> TASK BRIEF
Repeat each entry word for word. Leave any images out of the copy.
################
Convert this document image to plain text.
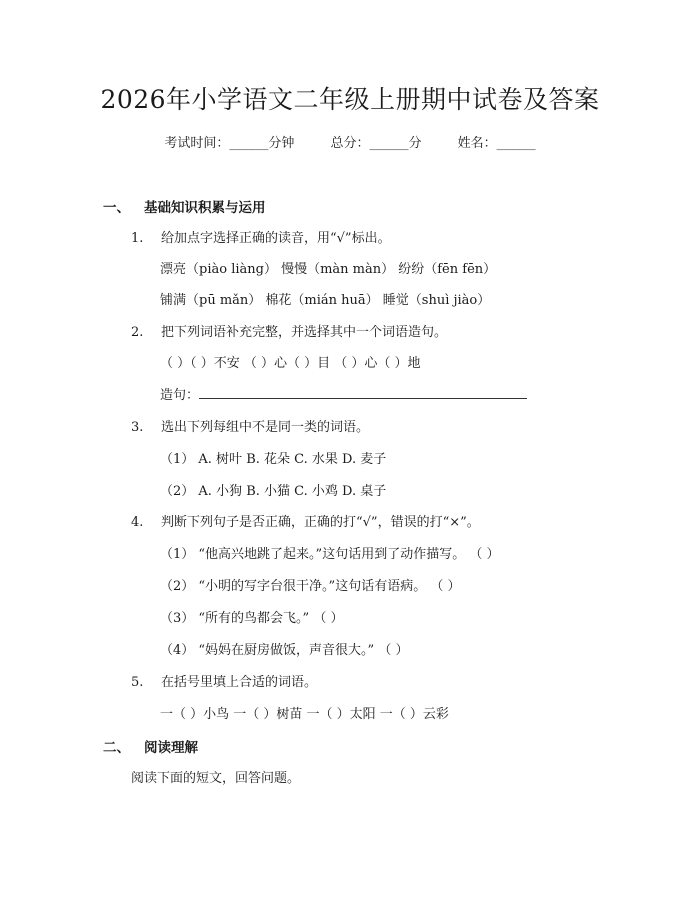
2026年小学语文二年级上册期中试卷及答案
考试时间：______分钟	总分：______分	姓名：______
一、 基础知识积累与运用
1. 给加点字选择正确的读音，用“√”标出。
漂亮（piào liàng） 慢慢（màn màn） 纷纷（fēn fēn）
铺满（pū mǎn） 棉花（mián huā） 睡觉（shuì jiào）
2. 把下列词语补充完整，并选择其中一个词语造句。
（ ）（ ）不安 （ ）心（ ）目 （ ）心（ ）地
造句：
3. 选出下列每组中不是同一类的词语。
（1） A. 树叶 B. 花朵 C. 水果 D. 麦子
（2） A. 小狗 B. 小猫 C. 小鸡 D. 桌子
4. 判断下列句子是否正确，正确的打“√”，错误的打“×”。
（1） “他高兴地跳了起来。”这句话用到了动作描写。 （ ）
（2） “小明的写字台很干净。”这句话有语病。 （ ）
（3） “所有的鸟都会飞。” （ ）
（4） “妈妈在厨房做饭，声音很大。” （ ）
5. 在括号里填上合适的词语。
一（ ）小鸟 一（ ）树苗 一（ ）太阳 一（ ）云彩
二、 阅读理解
阅读下面的短文，回答问题。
################
> SOLUTION TO THIS EXERCISE
Convert this document image to plain text.
2026年小学语文二年级上册期中试卷及答案
考试时间：______分钟	总分：______分	姓名：______
一、 基础知识积累与运用
1. 给加点字选择正确的读音，用“√”标出。
漂亮（piào liàng） 慢慢（màn màn） 纷纷（fēn fēn）
铺满（pū mǎn） 棉花（mián huā） 睡觉（shuì jiào）
2. 把下列词语补充完整，并选择其中一个词语造句。
（ ）（ ）不安 （ ）心（ ）目 （ ）心（ ）地
造句：
3. 选出下列每组中不是同一类的词语。
（1） A. 树叶 B. 花朵 C. 水果 D. 麦子
（2） A. 小狗 B. 小猫 C. 小鸡 D. 桌子
4. 判断下列句子是否正确，正确的打“√”，错误的打“×”。
（1） “他高兴地跳了起来。”这句话用到了动作描写。 （ ）
（2） “小明的写字台很干净。”这句话有语病。 （ ）
（3） “所有的鸟都会飞。” （ ）
（4） “妈妈在厨房做饭，声音很大。” （ ）
5. 在括号里填上合适的词语。
一（ ）小鸟 一（ ）树苗 一（ ）太阳 一（ ）云彩
二、 阅读理解
阅读下面的短文，回答问题。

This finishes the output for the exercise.